* **What you will do**
Say how many lines in the data below contain the word "Übergang", and give no other text.

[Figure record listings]

####

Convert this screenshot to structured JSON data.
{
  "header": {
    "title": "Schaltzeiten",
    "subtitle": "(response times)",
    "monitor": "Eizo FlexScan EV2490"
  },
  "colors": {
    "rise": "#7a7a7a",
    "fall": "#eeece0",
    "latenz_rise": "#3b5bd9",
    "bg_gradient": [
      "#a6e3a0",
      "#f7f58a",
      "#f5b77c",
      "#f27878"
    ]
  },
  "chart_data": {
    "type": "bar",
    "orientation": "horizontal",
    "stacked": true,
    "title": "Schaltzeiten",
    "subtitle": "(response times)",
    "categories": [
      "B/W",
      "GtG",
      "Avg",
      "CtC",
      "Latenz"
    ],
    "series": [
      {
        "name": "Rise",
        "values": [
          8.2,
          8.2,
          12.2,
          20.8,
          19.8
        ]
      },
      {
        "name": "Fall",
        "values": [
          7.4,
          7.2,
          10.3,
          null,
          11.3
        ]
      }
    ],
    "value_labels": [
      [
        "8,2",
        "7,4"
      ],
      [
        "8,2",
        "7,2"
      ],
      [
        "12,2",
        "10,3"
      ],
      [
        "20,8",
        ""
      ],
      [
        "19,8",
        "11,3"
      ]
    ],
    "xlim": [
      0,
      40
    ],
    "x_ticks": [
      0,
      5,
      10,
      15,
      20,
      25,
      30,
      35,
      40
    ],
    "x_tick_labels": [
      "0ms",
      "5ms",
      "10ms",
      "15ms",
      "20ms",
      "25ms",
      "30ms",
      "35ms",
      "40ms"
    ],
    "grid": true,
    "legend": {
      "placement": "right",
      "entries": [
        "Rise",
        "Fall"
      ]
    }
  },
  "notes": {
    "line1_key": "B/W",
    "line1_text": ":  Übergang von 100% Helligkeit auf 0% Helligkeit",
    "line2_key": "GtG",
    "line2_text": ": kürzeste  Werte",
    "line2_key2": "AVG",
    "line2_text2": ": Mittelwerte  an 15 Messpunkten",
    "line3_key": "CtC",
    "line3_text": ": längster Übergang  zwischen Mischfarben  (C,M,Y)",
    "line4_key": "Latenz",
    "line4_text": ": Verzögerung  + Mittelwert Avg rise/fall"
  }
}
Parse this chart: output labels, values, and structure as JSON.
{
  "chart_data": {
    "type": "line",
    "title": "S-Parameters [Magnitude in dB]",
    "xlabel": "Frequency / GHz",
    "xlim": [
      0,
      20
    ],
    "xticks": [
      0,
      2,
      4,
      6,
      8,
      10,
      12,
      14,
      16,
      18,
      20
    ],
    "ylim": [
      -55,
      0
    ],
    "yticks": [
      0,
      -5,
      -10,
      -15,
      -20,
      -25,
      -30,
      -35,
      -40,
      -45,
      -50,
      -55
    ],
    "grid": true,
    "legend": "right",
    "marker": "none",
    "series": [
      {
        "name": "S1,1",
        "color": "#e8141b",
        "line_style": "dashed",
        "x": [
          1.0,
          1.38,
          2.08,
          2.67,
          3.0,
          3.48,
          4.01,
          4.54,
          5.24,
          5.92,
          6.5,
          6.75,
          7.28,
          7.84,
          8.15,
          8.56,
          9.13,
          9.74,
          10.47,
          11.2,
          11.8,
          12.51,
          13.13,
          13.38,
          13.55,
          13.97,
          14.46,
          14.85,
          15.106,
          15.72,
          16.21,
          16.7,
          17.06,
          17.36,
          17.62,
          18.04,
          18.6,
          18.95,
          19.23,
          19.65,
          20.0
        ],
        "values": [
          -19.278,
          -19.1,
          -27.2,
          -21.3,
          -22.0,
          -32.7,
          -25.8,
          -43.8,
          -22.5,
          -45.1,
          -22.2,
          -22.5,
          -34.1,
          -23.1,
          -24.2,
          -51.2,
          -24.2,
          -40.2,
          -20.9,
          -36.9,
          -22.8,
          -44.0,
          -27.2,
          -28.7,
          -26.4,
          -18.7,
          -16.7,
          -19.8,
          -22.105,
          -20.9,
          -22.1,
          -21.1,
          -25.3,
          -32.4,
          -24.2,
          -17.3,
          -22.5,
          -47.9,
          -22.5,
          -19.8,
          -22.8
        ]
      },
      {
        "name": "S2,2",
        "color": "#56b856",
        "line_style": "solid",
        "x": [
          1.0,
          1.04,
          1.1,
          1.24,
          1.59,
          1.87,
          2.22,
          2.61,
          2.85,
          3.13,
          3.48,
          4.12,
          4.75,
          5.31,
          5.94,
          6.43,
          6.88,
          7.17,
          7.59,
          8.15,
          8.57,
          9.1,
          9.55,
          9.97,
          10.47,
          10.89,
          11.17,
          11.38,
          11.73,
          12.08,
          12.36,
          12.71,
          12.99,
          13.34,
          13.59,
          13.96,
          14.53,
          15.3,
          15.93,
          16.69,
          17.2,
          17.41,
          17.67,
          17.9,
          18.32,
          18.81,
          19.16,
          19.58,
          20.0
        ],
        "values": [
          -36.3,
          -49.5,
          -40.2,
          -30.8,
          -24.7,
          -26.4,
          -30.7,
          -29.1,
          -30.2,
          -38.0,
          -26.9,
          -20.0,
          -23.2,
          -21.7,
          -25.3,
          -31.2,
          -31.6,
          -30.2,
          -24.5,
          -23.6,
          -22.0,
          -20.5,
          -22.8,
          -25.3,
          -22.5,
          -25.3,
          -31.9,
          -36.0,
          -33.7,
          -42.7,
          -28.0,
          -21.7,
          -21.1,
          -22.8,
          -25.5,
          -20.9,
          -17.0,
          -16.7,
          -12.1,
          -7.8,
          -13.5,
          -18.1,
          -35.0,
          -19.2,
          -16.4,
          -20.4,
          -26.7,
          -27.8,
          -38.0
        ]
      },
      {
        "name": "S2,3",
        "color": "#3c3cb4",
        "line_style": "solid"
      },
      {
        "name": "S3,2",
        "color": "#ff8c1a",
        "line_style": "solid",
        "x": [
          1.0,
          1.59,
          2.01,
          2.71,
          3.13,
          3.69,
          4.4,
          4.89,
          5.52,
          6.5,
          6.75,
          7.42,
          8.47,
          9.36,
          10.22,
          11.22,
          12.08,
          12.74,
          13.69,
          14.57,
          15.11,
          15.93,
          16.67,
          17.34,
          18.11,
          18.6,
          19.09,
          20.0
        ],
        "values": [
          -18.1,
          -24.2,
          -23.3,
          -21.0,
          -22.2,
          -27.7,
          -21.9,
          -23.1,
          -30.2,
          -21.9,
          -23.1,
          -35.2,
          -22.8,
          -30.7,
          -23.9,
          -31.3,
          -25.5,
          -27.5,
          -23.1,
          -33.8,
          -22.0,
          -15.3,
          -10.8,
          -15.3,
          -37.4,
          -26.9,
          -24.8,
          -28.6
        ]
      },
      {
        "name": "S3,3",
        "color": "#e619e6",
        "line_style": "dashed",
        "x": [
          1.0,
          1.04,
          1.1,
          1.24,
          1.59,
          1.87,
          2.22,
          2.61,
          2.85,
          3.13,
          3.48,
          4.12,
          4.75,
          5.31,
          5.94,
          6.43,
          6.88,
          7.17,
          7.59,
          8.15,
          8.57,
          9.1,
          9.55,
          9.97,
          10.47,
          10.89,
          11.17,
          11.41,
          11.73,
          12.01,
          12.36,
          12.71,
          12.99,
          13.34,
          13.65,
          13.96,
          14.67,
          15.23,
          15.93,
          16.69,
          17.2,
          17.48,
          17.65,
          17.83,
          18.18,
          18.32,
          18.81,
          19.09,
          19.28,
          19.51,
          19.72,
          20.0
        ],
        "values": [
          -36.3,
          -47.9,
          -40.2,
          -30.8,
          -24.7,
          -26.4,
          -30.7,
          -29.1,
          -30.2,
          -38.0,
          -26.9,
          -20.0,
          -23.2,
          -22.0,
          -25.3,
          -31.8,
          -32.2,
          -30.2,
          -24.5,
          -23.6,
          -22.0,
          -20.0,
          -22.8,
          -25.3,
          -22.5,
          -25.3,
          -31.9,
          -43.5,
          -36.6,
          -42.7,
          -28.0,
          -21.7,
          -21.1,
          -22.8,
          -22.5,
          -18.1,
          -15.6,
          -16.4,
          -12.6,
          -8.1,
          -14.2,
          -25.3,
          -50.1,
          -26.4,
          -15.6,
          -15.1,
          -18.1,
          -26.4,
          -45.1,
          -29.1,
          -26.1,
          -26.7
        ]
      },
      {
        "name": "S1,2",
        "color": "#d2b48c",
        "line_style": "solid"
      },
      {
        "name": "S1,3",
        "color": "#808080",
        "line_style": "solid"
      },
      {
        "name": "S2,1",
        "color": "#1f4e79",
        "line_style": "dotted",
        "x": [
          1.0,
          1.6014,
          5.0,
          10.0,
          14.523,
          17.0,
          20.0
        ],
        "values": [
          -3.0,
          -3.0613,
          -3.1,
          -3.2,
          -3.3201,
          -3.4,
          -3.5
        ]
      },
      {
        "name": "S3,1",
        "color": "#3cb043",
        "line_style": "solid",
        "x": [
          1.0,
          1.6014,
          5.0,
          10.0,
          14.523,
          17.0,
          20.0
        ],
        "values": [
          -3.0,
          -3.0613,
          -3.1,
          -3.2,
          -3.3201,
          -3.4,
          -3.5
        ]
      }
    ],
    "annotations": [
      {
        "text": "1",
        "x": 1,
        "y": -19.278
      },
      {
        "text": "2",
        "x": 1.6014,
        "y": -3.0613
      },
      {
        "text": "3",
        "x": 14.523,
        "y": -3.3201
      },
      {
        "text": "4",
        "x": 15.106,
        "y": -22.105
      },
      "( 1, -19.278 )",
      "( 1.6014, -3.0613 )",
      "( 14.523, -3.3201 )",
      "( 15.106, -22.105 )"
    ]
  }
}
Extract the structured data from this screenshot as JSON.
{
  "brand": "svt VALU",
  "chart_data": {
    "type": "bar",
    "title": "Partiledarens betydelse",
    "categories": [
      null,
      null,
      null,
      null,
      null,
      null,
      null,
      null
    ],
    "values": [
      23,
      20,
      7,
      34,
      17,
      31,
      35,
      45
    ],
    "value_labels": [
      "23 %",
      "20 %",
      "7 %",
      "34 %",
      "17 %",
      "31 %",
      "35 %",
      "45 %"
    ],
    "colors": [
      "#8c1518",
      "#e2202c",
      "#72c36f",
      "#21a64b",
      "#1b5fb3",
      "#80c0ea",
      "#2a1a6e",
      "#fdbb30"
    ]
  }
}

####

* **Reply to the task**
2